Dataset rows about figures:
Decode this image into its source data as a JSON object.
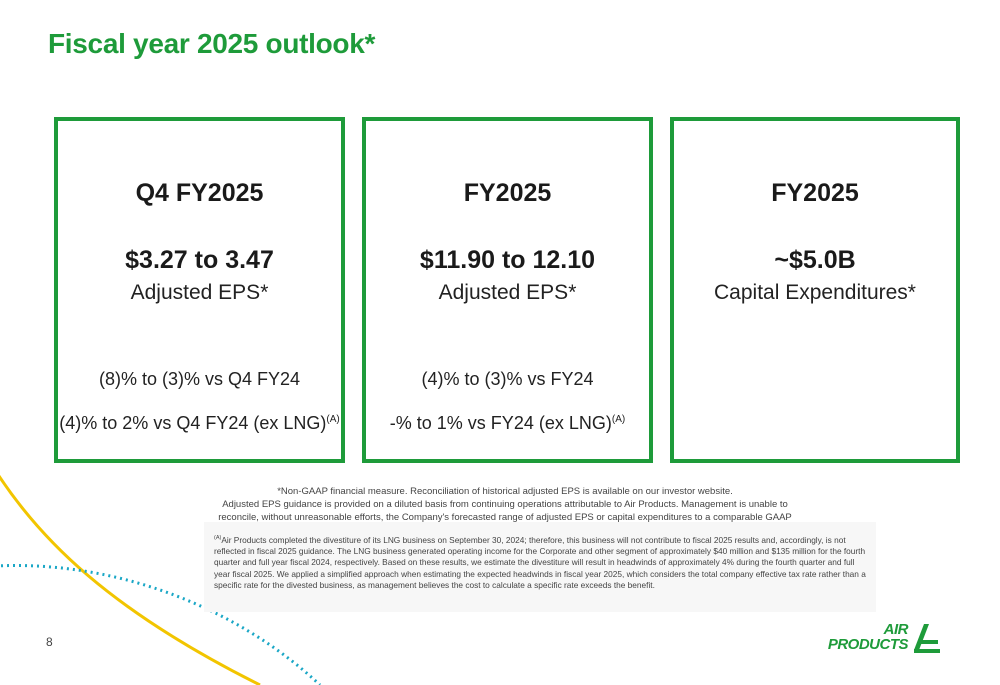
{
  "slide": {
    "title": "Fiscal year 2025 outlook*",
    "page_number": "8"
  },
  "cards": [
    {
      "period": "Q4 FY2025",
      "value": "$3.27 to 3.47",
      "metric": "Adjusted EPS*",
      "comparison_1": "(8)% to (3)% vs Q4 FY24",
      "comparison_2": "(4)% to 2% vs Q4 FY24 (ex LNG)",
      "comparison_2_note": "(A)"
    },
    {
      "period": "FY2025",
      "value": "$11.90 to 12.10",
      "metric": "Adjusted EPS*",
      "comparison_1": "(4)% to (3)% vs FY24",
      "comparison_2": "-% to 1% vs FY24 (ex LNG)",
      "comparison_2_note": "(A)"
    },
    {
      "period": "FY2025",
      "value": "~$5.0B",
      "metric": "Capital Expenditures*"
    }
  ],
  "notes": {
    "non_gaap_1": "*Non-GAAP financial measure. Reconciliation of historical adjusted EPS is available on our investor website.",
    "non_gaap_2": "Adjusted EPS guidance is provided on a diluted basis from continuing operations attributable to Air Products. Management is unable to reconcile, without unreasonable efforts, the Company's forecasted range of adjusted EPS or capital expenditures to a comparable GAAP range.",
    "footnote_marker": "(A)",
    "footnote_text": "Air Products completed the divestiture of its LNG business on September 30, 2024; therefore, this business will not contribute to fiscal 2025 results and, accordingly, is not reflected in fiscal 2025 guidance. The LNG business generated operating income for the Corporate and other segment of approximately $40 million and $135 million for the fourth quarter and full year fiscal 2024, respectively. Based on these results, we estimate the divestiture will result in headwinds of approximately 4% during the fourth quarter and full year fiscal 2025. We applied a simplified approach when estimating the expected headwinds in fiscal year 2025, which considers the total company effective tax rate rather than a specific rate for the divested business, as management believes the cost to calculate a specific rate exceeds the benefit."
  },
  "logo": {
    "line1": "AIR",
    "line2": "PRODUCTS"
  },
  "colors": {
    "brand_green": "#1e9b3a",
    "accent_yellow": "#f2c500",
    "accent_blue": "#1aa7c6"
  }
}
--
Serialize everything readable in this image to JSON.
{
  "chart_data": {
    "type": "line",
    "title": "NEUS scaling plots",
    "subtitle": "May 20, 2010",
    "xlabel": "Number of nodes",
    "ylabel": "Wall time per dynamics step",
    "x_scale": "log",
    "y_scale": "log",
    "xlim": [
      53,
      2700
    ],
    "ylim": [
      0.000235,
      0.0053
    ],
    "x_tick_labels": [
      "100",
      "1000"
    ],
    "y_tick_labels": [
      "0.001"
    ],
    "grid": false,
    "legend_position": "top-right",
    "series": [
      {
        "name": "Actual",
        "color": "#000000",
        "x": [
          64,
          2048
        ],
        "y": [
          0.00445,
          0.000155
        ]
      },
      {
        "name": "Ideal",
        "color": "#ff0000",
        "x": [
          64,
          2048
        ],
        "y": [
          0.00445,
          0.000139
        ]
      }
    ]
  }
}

= What you have to do =
Identify and copy lines that hold the string "GAAP".

= Task solution =
    "non_gaap_1": "*Non-GAAP financial measure. Reconciliation of historical adjusted EPS is available on our investor website.",
    "non_gaap_2": "Adjusted EPS guidance is provided on a diluted basis from continuing operations attributable to Air Products. Management is unable to reconcile, without unreasonable efforts, the Company's forecasted range of adjusted EPS or capital expenditures to a comparable GAAP range.",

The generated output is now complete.